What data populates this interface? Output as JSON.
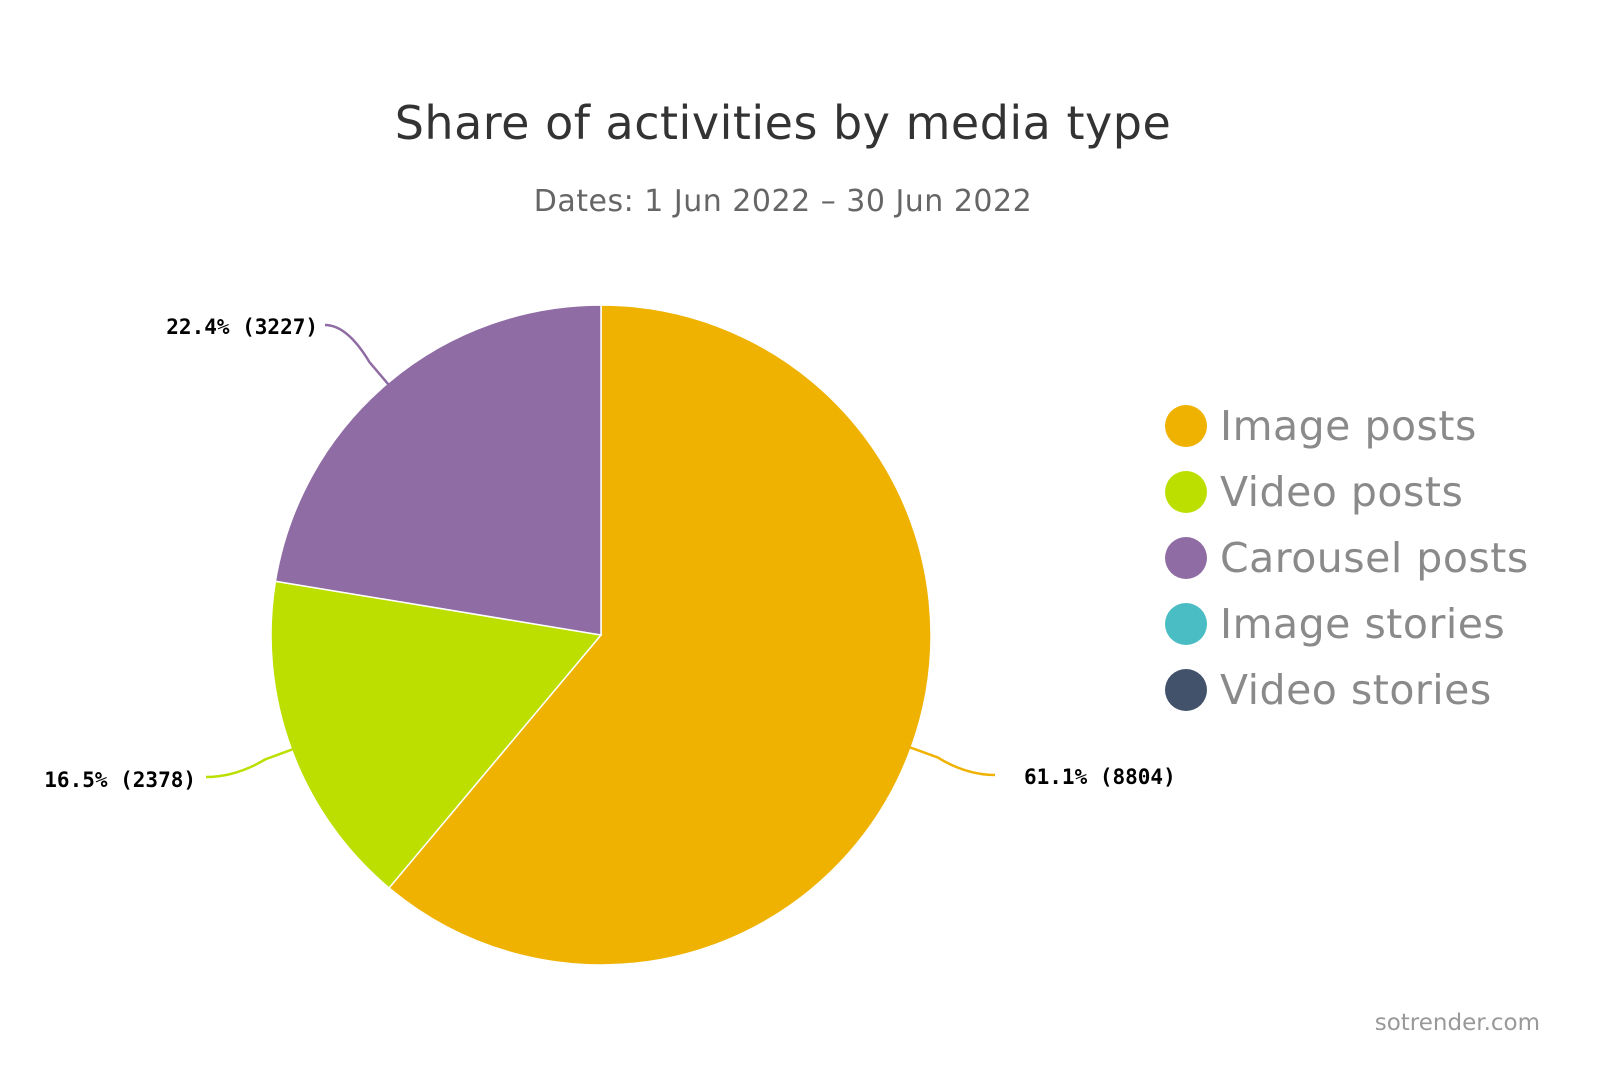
{
  "chart_data": {
    "type": "pie",
    "title": "Share of activities by media type",
    "subtitle": "Dates: 1 Jun 2022 – 30 Jun 2022",
    "legend_position": "right",
    "slices": [
      {
        "name": "Image posts",
        "value": 8804,
        "percent": 61.1,
        "label": "61.1% (8804)",
        "color": "#efb200"
      },
      {
        "name": "Video posts",
        "value": 2378,
        "percent": 16.5,
        "label": "16.5% (2378)",
        "color": "#bcdf00"
      },
      {
        "name": "Carousel posts",
        "value": 3227,
        "percent": 22.4,
        "label": "22.4% (3227)",
        "color": "#8f6ca3"
      },
      {
        "name": "Image stories",
        "value": 0,
        "percent": 0,
        "label": "",
        "color": "#4abdc4"
      },
      {
        "name": "Video stories",
        "value": 0,
        "percent": 0,
        "label": "",
        "color": "#41526a"
      }
    ]
  },
  "credit": "sotrender.com"
}
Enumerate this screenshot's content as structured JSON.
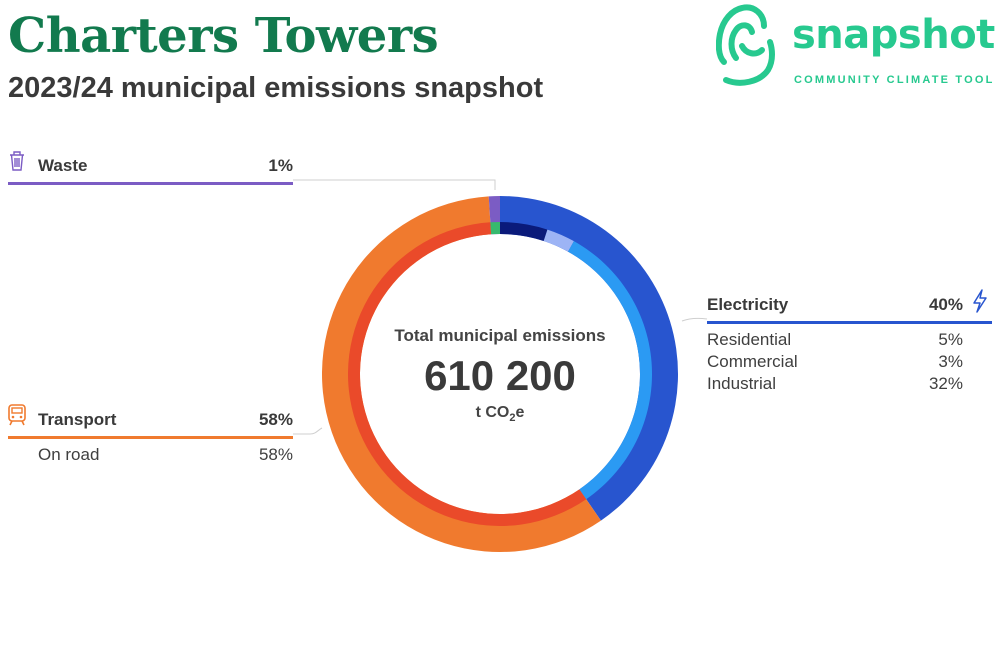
{
  "header": {
    "title": "Charters Towers",
    "subtitle": "2023/24 municipal emissions snapshot"
  },
  "logo": {
    "word": "snapshot",
    "tagline": "COMMUNITY CLIMATE TOOL",
    "color": "#27c98f"
  },
  "center": {
    "label": "Total municipal emissions",
    "value": "610 200",
    "unit_prefix": "t CO",
    "unit_sub": "2",
    "unit_suffix": "e"
  },
  "categories": {
    "waste": {
      "label": "Waste",
      "pct": "1%",
      "icon": "trash-icon",
      "color": "#7b5cc4"
    },
    "electricity": {
      "label": "Electricity",
      "pct": "40%",
      "icon": "lightning-icon",
      "color": "#2855cf",
      "items": [
        {
          "label": "Residential",
          "pct": "5%"
        },
        {
          "label": "Commercial",
          "pct": "3%"
        },
        {
          "label": "Industrial",
          "pct": "32%"
        }
      ]
    },
    "transport": {
      "label": "Transport",
      "pct": "58%",
      "icon": "train-icon",
      "color": "#f07a2e",
      "items": [
        {
          "label": "On road",
          "pct": "58%"
        }
      ]
    }
  },
  "chart_data": {
    "type": "donut",
    "total": 610200,
    "unit": "t CO2e",
    "outer_ring": [
      {
        "name": "Electricity",
        "value": 40,
        "color": "#2855cf"
      },
      {
        "name": "Transport",
        "value": 58,
        "color": "#f07a2e"
      },
      {
        "name": "Waste",
        "value": 1,
        "color": "#7b5cc4"
      }
    ],
    "inner_ring": [
      {
        "name": "Residential",
        "value": 5,
        "color": "#0a1a7a"
      },
      {
        "name": "Commercial",
        "value": 3,
        "color": "#9db4f5"
      },
      {
        "name": "Industrial",
        "value": 32,
        "color": "#2b9af3"
      },
      {
        "name": "On road",
        "value": 58,
        "color": "#ea4a2a"
      },
      {
        "name": "Waste",
        "value": 1,
        "color": "#37b96e"
      }
    ]
  }
}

Exercise directions → Gather each line that holds "percent".

Task solution →
        "percent": 61.1,
        "percent": 16.5,
        "percent": 22.4,
        "percent": 0,
        "percent": 0,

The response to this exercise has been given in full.